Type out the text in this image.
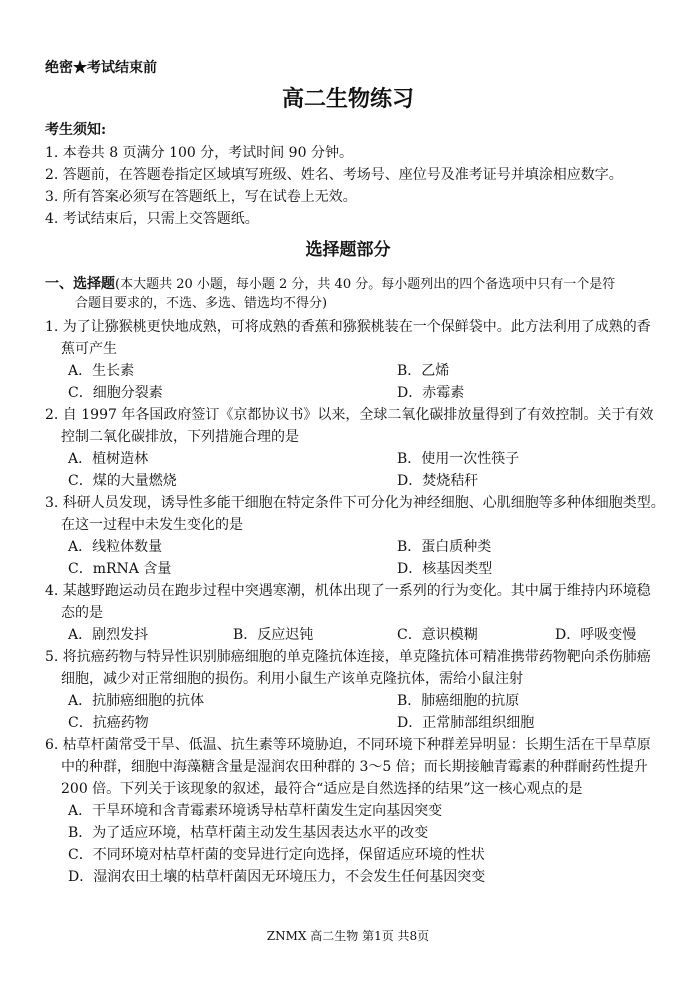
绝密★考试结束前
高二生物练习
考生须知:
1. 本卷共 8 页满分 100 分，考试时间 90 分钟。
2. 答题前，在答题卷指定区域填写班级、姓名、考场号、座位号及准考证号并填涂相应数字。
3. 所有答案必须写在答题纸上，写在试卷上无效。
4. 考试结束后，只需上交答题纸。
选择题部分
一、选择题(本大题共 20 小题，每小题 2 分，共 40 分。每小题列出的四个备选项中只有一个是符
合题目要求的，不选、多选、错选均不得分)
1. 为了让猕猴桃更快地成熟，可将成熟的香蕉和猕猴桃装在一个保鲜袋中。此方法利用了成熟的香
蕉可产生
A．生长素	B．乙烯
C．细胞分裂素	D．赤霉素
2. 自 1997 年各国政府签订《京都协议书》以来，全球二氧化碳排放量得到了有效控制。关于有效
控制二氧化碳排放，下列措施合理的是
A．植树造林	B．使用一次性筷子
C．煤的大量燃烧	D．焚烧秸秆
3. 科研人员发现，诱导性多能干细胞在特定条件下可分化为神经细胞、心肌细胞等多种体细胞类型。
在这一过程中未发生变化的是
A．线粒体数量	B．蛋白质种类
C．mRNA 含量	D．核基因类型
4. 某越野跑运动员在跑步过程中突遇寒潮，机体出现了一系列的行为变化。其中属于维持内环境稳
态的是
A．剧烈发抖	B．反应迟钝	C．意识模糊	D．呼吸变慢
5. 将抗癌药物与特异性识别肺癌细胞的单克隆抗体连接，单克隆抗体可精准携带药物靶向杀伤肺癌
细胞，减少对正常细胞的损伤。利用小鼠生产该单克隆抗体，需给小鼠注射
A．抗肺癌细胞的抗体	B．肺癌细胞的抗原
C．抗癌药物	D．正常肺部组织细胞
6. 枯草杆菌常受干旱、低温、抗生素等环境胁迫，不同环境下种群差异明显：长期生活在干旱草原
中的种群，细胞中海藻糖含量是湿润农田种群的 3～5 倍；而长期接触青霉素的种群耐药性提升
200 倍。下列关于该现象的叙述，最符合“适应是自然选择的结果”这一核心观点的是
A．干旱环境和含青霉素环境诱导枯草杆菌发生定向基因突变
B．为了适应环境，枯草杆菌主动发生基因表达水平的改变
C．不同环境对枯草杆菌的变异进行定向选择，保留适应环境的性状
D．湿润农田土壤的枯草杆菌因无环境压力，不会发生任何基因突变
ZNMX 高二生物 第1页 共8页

•••

Without including any pictures, print all of the material exactly as given.

_SOLUTION TO THIS EXERCISE_:
Type out the text in this image.
绝密★考试结束前
高二生物练习
考生须知:
1. 本卷共 8 页满分 100 分，考试时间 90 分钟。
2. 答题前，在答题卷指定区域填写班级、姓名、考场号、座位号及准考证号并填涂相应数字。
3. 所有答案必须写在答题纸上，写在试卷上无效。
4. 考试结束后，只需上交答题纸。
选择题部分
一、选择题(本大题共 20 小题，每小题 2 分，共 40 分。每小题列出的四个备选项中只有一个是符
合题目要求的，不选、多选、错选均不得分)
1. 为了让猕猴桃更快地成熟，可将成熟的香蕉和猕猴桃装在一个保鲜袋中。此方法利用了成熟的香
蕉可产生
A．生长素	B．乙烯
C．细胞分裂素	D．赤霉素
2. 自 1997 年各国政府签订《京都协议书》以来，全球二氧化碳排放量得到了有效控制。关于有效
控制二氧化碳排放，下列措施合理的是
A．植树造林	B．使用一次性筷子
C．煤的大量燃烧	D．焚烧秸秆
3. 科研人员发现，诱导性多能干细胞在特定条件下可分化为神经细胞、心肌细胞等多种体细胞类型。
在这一过程中未发生变化的是
A．线粒体数量	B．蛋白质种类
C．mRNA 含量	D．核基因类型
4. 某越野跑运动员在跑步过程中突遇寒潮，机体出现了一系列的行为变化。其中属于维持内环境稳
态的是
A．剧烈发抖	B．反应迟钝	C．意识模糊	D．呼吸变慢
5. 将抗癌药物与特异性识别肺癌细胞的单克隆抗体连接，单克隆抗体可精准携带药物靶向杀伤肺癌
细胞，减少对正常细胞的损伤。利用小鼠生产该单克隆抗体，需给小鼠注射
A．抗肺癌细胞的抗体	B．肺癌细胞的抗原
C．抗癌药物	D．正常肺部组织细胞
6. 枯草杆菌常受干旱、低温、抗生素等环境胁迫，不同环境下种群差异明显：长期生活在干旱草原
中的种群，细胞中海藻糖含量是湿润农田种群的 3～5 倍；而长期接触青霉素的种群耐药性提升
200 倍。下列关于该现象的叙述，最符合“适应是自然选择的结果”这一核心观点的是
A．干旱环境和含青霉素环境诱导枯草杆菌发生定向基因突变
B．为了适应环境，枯草杆菌主动发生基因表达水平的改变
C．不同环境对枯草杆菌的变异进行定向选择，保留适应环境的性状
D．湿润农田土壤的枯草杆菌因无环境压力，不会发生任何基因突变
ZNMX 高二生物 第1页 共8页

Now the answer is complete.